ИСХОДНЫЙ ТЕКСТ »
........
СИЛЬВЕР ЛОТРИНГЕ: На подступах к 1968 году ситуационисты задумывались о восстании, однако за сто лет до них восстание уже произошло. Имеется в виду Парижская коммуна 1871 года, которую Маркс назвал зарей коммунизма. Конечно же, исторические ситуации отличались в корне. Парижская коммуна разразилась как реакция на вторжение Пруссии и предательство Версальского правительства, которое отдало Францию врагу. Версальцы окружили столицу и заморили коммунаров голодом, а тех, кто выжил, расстреляли. Но не о тех мрачных днях спорили глубокой ночью Анри Лефевр и Ги Дебор. Они пытались выявить то внутреннее ликование, которое двигало Парижской коммуной и осталось в веках. Они заявили, что "Пролетарская революция будет либо праздником, либо ничем!". Парижский Май был праздником. Захватывая театр «Одеон», возводя баррикады в Латинском квартале, восставшие заново переживали лихорадку и эйфорию революции. Однако в отличие от Парижской коммуны восстание 68-го не было жестоко подавлено. Оно закончилась таким же волшебным образом, как и началось, и до сих пор невозможно сказать, было ли оно последней романтической революцией девятнадцатого века или «началом новой эры», как утверждал Дебор в очерке, написанном в 1969, всего несколько месяцев спустя после указанных событий:
«Самая большая всеобщая забастовка, которой удалось полностью парализовать экономику развитой индустриальной страны, и первая в истории всеобщая забастовка без разрешения профсоюзов; революционные завоевания и начало прямой демократии; парализованная на протяжении двух недель государственная власть; подтверждение революционной теории нашего времени и даже первые несмелые шаги по применению ее на практике; самый важный опыт современного пролетарского движения, которое сейчас во всех странах достигает наиболее развитой формы, опыт, который необходимо оставить позади и идти дальше - вот что представляло собой движение французского Мая 1968, и это само по себе составляет самую главную его победу!»
........
(Данные об элементах и областях)
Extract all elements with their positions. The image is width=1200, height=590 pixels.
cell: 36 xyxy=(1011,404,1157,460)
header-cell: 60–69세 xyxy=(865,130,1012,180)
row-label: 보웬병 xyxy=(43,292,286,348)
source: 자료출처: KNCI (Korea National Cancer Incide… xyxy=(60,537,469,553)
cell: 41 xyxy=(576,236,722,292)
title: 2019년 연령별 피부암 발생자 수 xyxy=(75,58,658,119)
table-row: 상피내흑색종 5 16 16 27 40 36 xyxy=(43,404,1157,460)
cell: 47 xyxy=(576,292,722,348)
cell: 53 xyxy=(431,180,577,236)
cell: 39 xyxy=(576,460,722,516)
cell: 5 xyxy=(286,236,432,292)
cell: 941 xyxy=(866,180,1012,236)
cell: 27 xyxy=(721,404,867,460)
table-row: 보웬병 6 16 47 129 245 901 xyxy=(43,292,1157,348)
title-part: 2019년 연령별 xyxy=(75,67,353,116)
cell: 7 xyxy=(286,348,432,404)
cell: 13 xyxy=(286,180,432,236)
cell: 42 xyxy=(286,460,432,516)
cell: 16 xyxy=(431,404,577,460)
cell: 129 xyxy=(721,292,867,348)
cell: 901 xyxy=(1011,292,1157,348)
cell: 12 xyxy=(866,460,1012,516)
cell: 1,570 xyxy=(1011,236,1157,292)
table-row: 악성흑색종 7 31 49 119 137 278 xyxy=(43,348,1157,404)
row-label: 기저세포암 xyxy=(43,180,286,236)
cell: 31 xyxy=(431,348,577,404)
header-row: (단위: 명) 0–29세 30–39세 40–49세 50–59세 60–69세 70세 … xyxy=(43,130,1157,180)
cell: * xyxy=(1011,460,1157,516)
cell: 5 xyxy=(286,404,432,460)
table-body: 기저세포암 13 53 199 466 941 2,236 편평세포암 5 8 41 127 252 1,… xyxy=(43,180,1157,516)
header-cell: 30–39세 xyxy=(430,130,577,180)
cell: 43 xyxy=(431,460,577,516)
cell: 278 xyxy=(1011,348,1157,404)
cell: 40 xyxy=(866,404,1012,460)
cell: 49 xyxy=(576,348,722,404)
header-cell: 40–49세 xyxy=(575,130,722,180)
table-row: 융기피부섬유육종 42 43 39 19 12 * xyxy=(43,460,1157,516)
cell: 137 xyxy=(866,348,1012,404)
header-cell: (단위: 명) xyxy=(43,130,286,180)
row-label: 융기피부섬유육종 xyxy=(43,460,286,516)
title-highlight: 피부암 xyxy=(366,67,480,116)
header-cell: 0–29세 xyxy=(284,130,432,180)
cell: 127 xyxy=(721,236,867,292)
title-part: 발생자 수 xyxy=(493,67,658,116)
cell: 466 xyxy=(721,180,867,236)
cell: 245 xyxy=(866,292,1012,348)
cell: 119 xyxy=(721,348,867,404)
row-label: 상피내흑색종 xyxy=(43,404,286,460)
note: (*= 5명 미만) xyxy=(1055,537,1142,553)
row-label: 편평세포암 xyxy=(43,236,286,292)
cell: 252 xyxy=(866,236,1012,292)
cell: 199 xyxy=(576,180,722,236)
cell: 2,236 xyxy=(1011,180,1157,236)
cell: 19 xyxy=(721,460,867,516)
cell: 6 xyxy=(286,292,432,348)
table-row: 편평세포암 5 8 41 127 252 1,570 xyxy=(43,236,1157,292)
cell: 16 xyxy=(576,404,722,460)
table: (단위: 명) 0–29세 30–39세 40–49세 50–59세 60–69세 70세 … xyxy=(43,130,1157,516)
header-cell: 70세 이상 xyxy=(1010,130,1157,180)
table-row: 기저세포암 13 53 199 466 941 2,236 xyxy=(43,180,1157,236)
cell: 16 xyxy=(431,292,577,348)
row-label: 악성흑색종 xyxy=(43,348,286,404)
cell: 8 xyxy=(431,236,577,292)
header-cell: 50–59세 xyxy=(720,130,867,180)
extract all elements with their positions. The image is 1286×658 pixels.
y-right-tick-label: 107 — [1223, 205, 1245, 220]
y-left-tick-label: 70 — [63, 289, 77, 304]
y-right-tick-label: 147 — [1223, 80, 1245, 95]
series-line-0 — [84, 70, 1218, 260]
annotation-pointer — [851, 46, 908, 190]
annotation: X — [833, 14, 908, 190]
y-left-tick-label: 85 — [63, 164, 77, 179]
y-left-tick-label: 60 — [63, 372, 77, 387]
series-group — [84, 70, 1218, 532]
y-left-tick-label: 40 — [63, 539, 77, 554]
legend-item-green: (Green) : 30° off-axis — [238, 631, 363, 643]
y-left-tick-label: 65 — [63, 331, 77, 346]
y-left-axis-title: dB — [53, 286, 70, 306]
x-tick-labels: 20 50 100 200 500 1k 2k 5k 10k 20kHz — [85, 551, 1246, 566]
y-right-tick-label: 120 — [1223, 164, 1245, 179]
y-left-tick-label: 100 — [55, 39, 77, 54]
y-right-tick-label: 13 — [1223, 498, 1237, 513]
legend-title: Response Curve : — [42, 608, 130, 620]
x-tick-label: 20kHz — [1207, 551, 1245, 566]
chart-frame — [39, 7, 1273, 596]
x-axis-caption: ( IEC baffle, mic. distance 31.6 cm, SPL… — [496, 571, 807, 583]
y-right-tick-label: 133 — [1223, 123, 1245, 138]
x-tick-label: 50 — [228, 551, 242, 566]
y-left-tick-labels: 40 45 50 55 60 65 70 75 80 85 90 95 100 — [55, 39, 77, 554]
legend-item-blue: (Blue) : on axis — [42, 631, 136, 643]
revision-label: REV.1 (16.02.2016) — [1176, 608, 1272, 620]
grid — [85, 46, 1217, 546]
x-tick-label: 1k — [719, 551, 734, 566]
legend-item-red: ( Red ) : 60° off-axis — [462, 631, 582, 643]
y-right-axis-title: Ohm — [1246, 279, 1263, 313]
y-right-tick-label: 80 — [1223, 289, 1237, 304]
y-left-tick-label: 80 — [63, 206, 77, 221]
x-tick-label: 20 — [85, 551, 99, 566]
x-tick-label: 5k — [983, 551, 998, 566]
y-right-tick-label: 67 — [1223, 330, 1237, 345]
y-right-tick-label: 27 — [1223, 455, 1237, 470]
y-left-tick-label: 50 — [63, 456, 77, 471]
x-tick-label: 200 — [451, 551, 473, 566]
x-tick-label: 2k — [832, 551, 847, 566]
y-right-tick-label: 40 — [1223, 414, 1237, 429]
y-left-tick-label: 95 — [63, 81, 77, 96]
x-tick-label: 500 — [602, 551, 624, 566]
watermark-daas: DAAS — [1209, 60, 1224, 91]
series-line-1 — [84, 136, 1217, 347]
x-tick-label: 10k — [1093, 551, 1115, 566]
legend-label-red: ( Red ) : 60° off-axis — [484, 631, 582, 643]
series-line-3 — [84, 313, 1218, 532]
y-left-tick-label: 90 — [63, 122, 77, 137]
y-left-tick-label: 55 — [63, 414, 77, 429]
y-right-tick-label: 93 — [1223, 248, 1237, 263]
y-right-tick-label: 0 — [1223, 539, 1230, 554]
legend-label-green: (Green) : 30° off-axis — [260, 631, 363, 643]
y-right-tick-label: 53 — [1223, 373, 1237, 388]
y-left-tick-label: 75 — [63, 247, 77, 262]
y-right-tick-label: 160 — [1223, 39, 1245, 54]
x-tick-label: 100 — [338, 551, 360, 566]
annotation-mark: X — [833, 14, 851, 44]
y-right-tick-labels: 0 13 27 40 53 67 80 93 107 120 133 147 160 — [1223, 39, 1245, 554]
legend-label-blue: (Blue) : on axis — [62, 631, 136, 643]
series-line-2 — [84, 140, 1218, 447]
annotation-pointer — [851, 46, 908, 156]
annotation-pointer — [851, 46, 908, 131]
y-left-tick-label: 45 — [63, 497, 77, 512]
........
СУТЬ ЗАДАНИЯ »
Перескажите исходный текст о Парижской коммуне и Мае 1968 года ровно в двух предложениях.

РЕШЕНИЕ ЗАДАНИЯ »
На подступах к 1968 году ситуационисты задумывались о восстании, а за сто лет до них произошла Парижская коммуна 1871 года, в которой Анри Лефевр и Ги Дебор пытались выявить внутреннее ликование, заявив, что пролетарская революция будет либо праздником, либо ничем. Парижский Май был праздником, но, в отличие от Коммуны, не был жестоко подавлен, и до сих пор невозможно сказать, был ли он последней романтической революцией девятнадцатого века или, как утверждал Дебор, началом новой эры.